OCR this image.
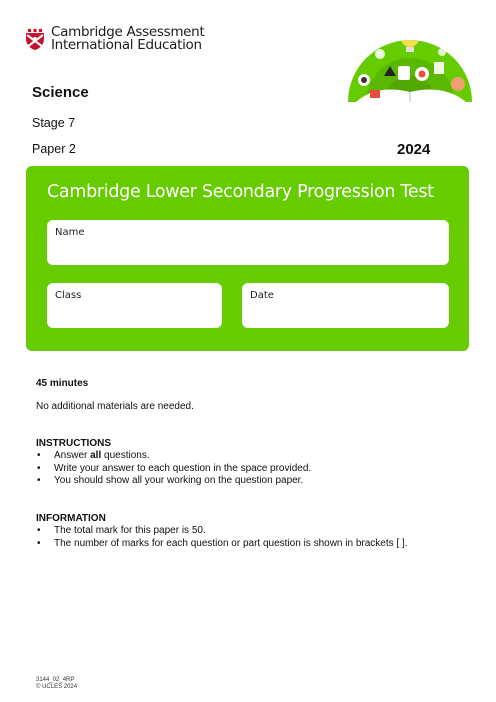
Cambridge Assessment
International Education
Science
Stage 7
Paper 2	2024
Cambridge Lower Secondary Progression Test
Name
Class	Date
45 minutes
No additional materials are needed.
INSTRUCTIONS
• Answer all questions.
• Write your answer to each question in the space provided.
• You should show all your working on the question paper.
INFORMATION
• The total mark for this paper is 50.
• The number of marks for each question or part question is shown in brackets [ ].
3144_02_4RP
© UCLES 2024
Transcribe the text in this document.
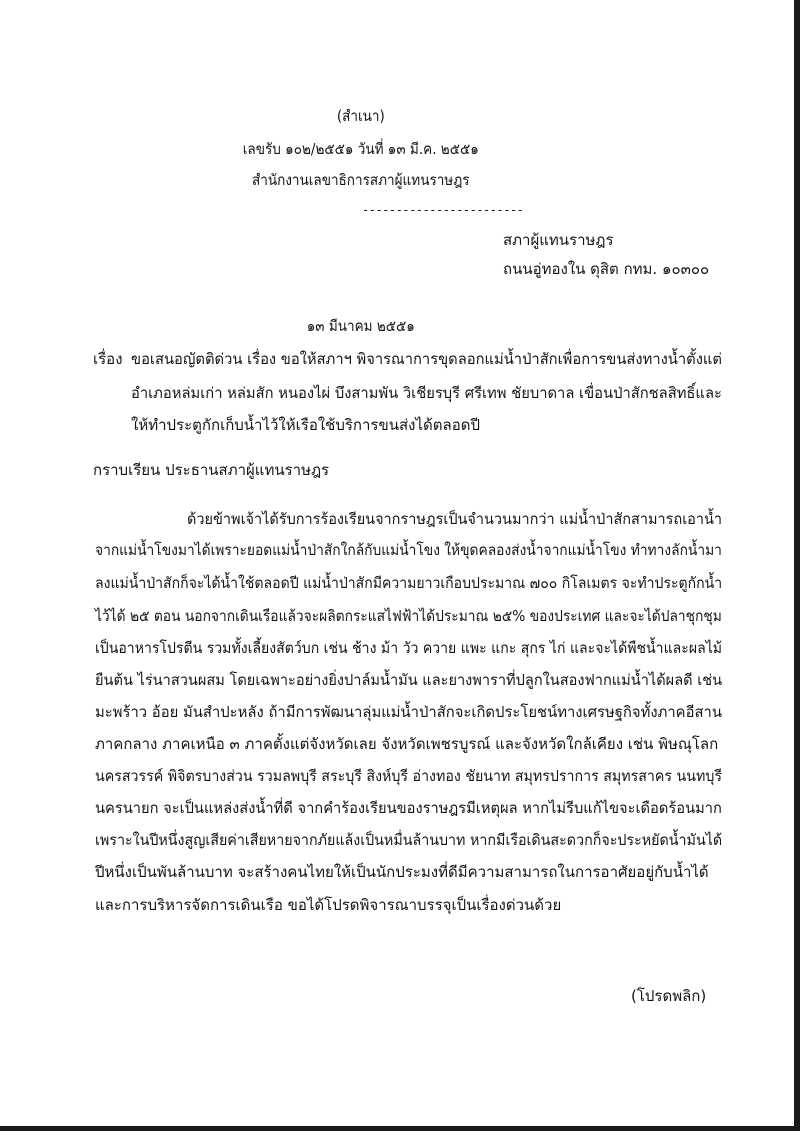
(สำเนา)
เลขรับ ๑๐๒/๒๕๕๑ วันที่ ๑๓ มี.ค. ๒๕๕๑
สำนักงานเลขาธิการสภาผู้แทนราษฎร
------------------------
สภาผู้แทนราษฎร
ถนนอู่ทองใน ดุสิต กทม. ๑๐๓๐๐
๑๓ มีนาคม ๒๕๕๑
เรื่อง ขอเสนอญัตติด่วน เรื่อง ขอให้สภาฯ พิจารณาการขุดลอกแม่น้ำป่าสักเพื่อการขนส่งทางน้ำตั้งแต่
อำเภอหล่มเก่า หล่มสัก หนองไผ่ บึงสามพัน วิเชียรบุรี ศรีเทพ ชัยบาดาล เขื่อนป่าสักชลสิทธิ์และ
ให้ทำประตูกักเก็บน้ำไว้ให้เรือใช้บริการขนส่งได้ตลอดปี
กราบเรียน ประธานสภาผู้แทนราษฎร
ด้วยข้าพเจ้าได้รับการร้องเรียนจากราษฎรเป็นจำนวนมากว่า แม่น้ำป่าสักสามารถเอาน้ำ
จากแม่น้ำโขงมาได้เพราะยอดแม่น้ำป่าสักใกล้กับแม่น้ำโขง ให้ขุดคลองส่งน้ำจากแม่น้ำโขง ทำทางลักน้ำมา
ลงแม่น้ำป่าสักก็จะได้น้ำใช้ตลอดปี แม่น้ำป่าสักมีความยาวเกือบประมาณ ๗๐๐ กิโลเมตร จะทำประตูกักน้ำ
ไว้ได้ ๒๕ ตอน นอกจากเดินเรือแล้วจะผลิตกระแสไฟฟ้าได้ประมาณ ๒๕% ของประเทศ และจะได้ปลาชุกชุม
เป็นอาหารโปรตีน รวมทั้งเลี้ยงสัตว์บก เช่น ช้าง ม้า วัว ควาย แพะ แกะ สุกร ไก่ และจะได้พืชน้ำและผลไม้
ยืนต้น ไร่นาสวนผสม โดยเฉพาะอย่างยิ่งปาล์มน้ำมัน และยางพาราที่ปลูกในสองฟากแม่น้ำได้ผลดี เช่น
มะพร้าว อ้อย มันสำปะหลัง ถ้ามีการพัฒนาลุ่มแม่น้ำป่าสักจะเกิดประโยชน์ทางเศรษฐกิจทั้งภาคอีสาน
ภาคกลาง ภาคเหนือ ๓ ภาคตั้งแต่จังหวัดเลย จังหวัดเพชรบูรณ์ และจังหวัดใกล้เคียง เช่น พิษณุโลก
นครสวรรค์ พิจิตรบางส่วน รวมลพบุรี สระบุรี สิงห์บุรี อ่างทอง ชัยนาท สมุทรปราการ สมุทรสาคร นนทบุรี
นครนายก จะเป็นแหล่งส่งน้ำที่ดี จากคำร้องเรียนของราษฎรมีเหตุผล หากไม่รีบแก้ไขจะเดือดร้อนมาก
เพราะในปีหนึ่งสูญเสียค่าเสียหายจากภัยแล้งเป็นหมื่นล้านบาท หากมีเรือเดินสะดวกก็จะประหยัดน้ำมันได้
ปีหนึ่งเป็นพันล้านบาท จะสร้างคนไทยให้เป็นนักประมงที่ดีมีความสามารถในการอาศัยอยู่กับน้ำได้
และการบริหารจัดการเดินเรือ ขอได้โปรดพิจารณาบรรจุเป็นเรื่องด่วนด้วย
(โปรดพลิก)
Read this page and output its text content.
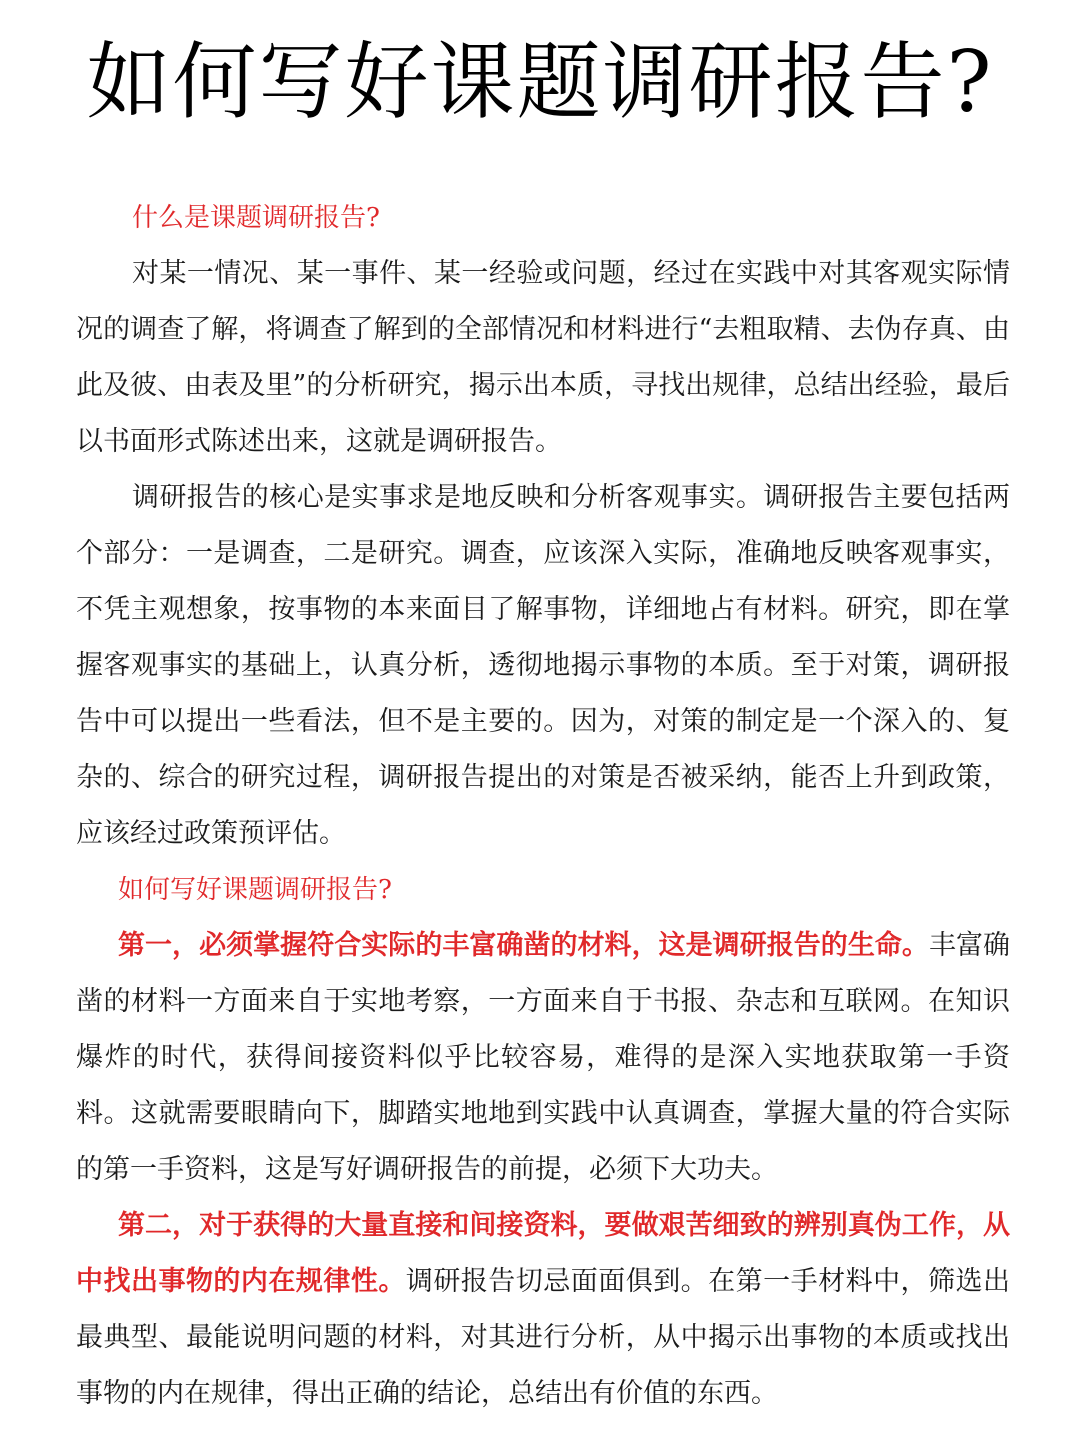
如何写好课题调研报告?
什么是课题调研报告?

对某一情况、某一事件、某一经验或问题，经过在实践中对其客观实际情况的调查了解，将调查了解到的全部情况和材料进行“去粗取精、去伪存真、由此及彼、由表及里”的分析研究，揭示出本质，寻找出规律，总结出经验，最后以书面形式陈述出来，这就是调研报告。

调研报告的核心是实事求是地反映和分析客观事实。调研报告主要包括两个部分：一是调查，二是研究。调查，应该深入实际，准确地反映客观事实，不凭主观想象，按事物的本来面目了解事物，详细地占有材料。研究，即在掌握客观事实的基础上，认真分析，透彻地揭示事物的本质。至于对策，调研报告中可以提出一些看法，但不是主要的。因为，对策的制定是一个深入的、复杂的、综合的研究过程，调研报告提出的对策是否被采纳，能否上升到政策，应该经过政策预评估。

如何写好课题调研报告?

第一，必须掌握符合实际的丰富确凿的材料，这是调研报告的生命。丰富确凿的材料一方面来自于实地考察，一方面来自于书报、杂志和互联网。在知识爆炸的时代，获得间接资料似乎比较容易，难得的是深入实地获取第一手资料。这就需要眼睛向下，脚踏实地地到实践中认真调查，掌握大量的符合实际的第一手资料，这是写好调研报告的前提，必须下大功夫。

第二，对于获得的大量直接和间接资料，要做艰苦细致的辨别真伪工作，从中找出事物的内在规律性。调研报告切忌面面俱到。在第一手材料中，筛选出最典型、最能说明问题的材料，对其进行分析，从中揭示出事物的本质或找出事物的内在规律，得出正确的结论，总结出有价值的东西。
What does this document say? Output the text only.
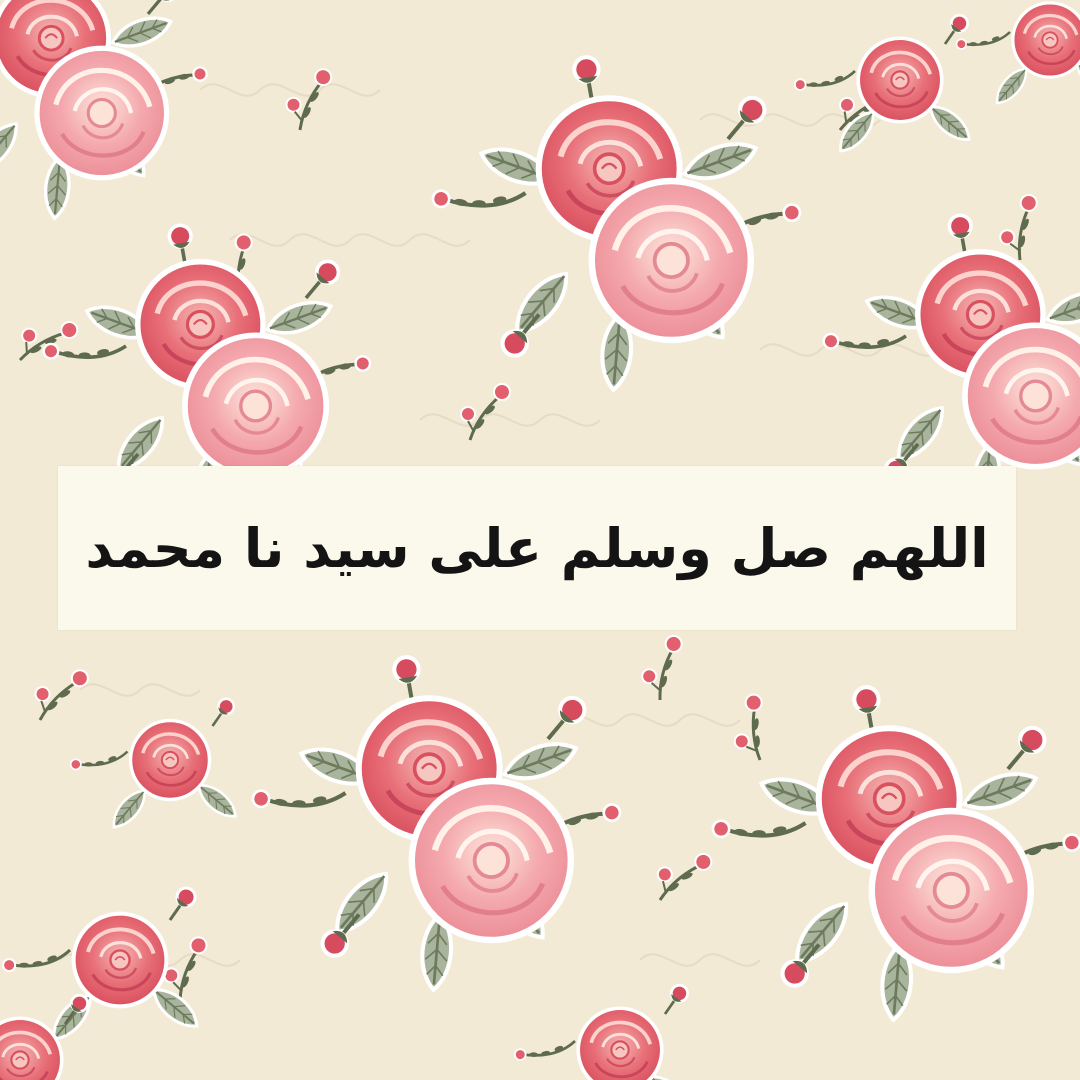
اللهم صل وسلم على سيد نا محمد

§ REQUIRED TASK
Each record above must be returned exactly as written, with its pictures omitted.

§ EXERCISE ANSWER
OCR this image.
Cambridge Assessment
International Education
Science
Stage 7
Paper 2	2024
Cambridge Lower Secondary Progression Test
Name
Class	Date
45 minutes
No additional materials are needed.
INSTRUCTIONS
• Answer all questions.
• Write your answer to each question in the space provided.
• You should show all your working on the question paper.
INFORMATION
• The total mark for this paper is 50.
• The number of marks for each question or part question is shown in brackets [ ].
3144_02_4RP
© UCLES 2024
Transcribe the text in this document.
(สำเนา)
เลขรับ ๑๐๒/๒๕๕๑ วันที่ ๑๓ มี.ค. ๒๕๕๑
สำนักงานเลขาธิการสภาผู้แทนราษฎร
------------------------
สภาผู้แทนราษฎร
ถนนอู่ทองใน ดุสิต กทม. ๑๐๓๐๐
๑๓ มีนาคม ๒๕๕๑
เรื่อง ขอเสนอญัตติด่วน เรื่อง ขอให้สภาฯ พิจารณาการขุดลอกแม่น้ำป่าสักเพื่อการขนส่งทางน้ำตั้งแต่
อำเภอหล่มเก่า หล่มสัก หนองไผ่ บึงสามพัน วิเชียรบุรี ศรีเทพ ชัยบาดาล เขื่อนป่าสักชลสิทธิ์และ
ให้ทำประตูกักเก็บน้ำไว้ให้เรือใช้บริการขนส่งได้ตลอดปี
กราบเรียน ประธานสภาผู้แทนราษฎร
ด้วยข้าพเจ้าได้รับการร้องเรียนจากราษฎรเป็นจำนวนมากว่า แม่น้ำป่าสักสามารถเอาน้ำ
จากแม่น้ำโขงมาได้เพราะยอดแม่น้ำป่าสักใกล้กับแม่น้ำโขง ให้ขุดคลองส่งน้ำจากแม่น้ำโขง ทำทางลักน้ำมา
ลงแม่น้ำป่าสักก็จะได้น้ำใช้ตลอดปี แม่น้ำป่าสักมีความยาวเกือบประมาณ ๗๐๐ กิโลเมตร จะทำประตูกักน้ำ
ไว้ได้ ๒๕ ตอน นอกจากเดินเรือแล้วจะผลิตกระแสไฟฟ้าได้ประมาณ ๒๕% ของประเทศ และจะได้ปลาชุกชุม
เป็นอาหารโปรตีน รวมทั้งเลี้ยงสัตว์บก เช่น ช้าง ม้า วัว ควาย แพะ แกะ สุกร ไก่ และจะได้พืชน้ำและผลไม้
ยืนต้น ไร่นาสวนผสม โดยเฉพาะอย่างยิ่งปาล์มน้ำมัน และยางพาราที่ปลูกในสองฟากแม่น้ำได้ผลดี เช่น
มะพร้าว อ้อย มันสำปะหลัง ถ้ามีการพัฒนาลุ่มแม่น้ำป่าสักจะเกิดประโยชน์ทางเศรษฐกิจทั้งภาคอีสาน
ภาคกลาง ภาคเหนือ ๓ ภาคตั้งแต่จังหวัดเลย จังหวัดเพชรบูรณ์ และจังหวัดใกล้เคียง เช่น พิษณุโลก
นครสวรรค์ พิจิตรบางส่วน รวมลพบุรี สระบุรี สิงห์บุรี อ่างทอง ชัยนาท สมุทรปราการ สมุทรสาคร นนทบุรี
นครนายก จะเป็นแหล่งส่งน้ำที่ดี จากคำร้องเรียนของราษฎรมีเหตุผล หากไม่รีบแก้ไขจะเดือดร้อนมาก
เพราะในปีหนึ่งสูญเสียค่าเสียหายจากภัยแล้งเป็นหมื่นล้านบาท หากมีเรือเดินสะดวกก็จะประหยัดน้ำมันได้
ปีหนึ่งเป็นพันล้านบาท จะสร้างคนไทยให้เป็นนักประมงที่ดีมีความสามารถในการอาศัยอยู่กับน้ำได้
และการบริหารจัดการเดินเรือ ขอได้โปรดพิจารณาบรรจุเป็นเรื่องด่วนด้วย
(โปรดพลิก)
Read this page and output its text content.
如何写好课题调研报告?
什么是课题调研报告?

对某一情况、某一事件、某一经验或问题，经过在实践中对其客观实际情况的调查了解，将调查了解到的全部情况和材料进行“去粗取精、去伪存真、由此及彼、由表及里”的分析研究，揭示出本质，寻找出规律，总结出经验，最后以书面形式陈述出来，这就是调研报告。

调研报告的核心是实事求是地反映和分析客观事实。调研报告主要包括两个部分：一是调查，二是研究。调查，应该深入实际，准确地反映客观事实，不凭主观想象，按事物的本来面目了解事物，详细地占有材料。研究，即在掌握客观事实的基础上，认真分析，透彻地揭示事物的本质。至于对策，调研报告中可以提出一些看法，但不是主要的。因为，对策的制定是一个深入的、复杂的、综合的研究过程，调研报告提出的对策是否被采纳，能否上升到政策，应该经过政策预评估。

如何写好课题调研报告?

第一，必须掌握符合实际的丰富确凿的材料，这是调研报告的生命。丰富确凿的材料一方面来自于实地考察，一方面来自于书报、杂志和互联网。在知识爆炸的时代，获得间接资料似乎比较容易，难得的是深入实地获取第一手资料。这就需要眼睛向下，脚踏实地地到实践中认真调查，掌握大量的符合实际的第一手资料，这是写好调研报告的前提，必须下大功夫。

第二，对于获得的大量直接和间接资料，要做艰苦细致的辨别真伪工作，从中找出事物的内在规律性。调研报告切忌面面俱到。在第一手材料中，筛选出最典型、最能说明问题的材料，对其进行分析，从中揭示出事物的本质或找出事物的内在规律，得出正确的结论，总结出有价值的东西。
What does this document say? Output the text only.
اللهم صل وسلم على سيد نا محمد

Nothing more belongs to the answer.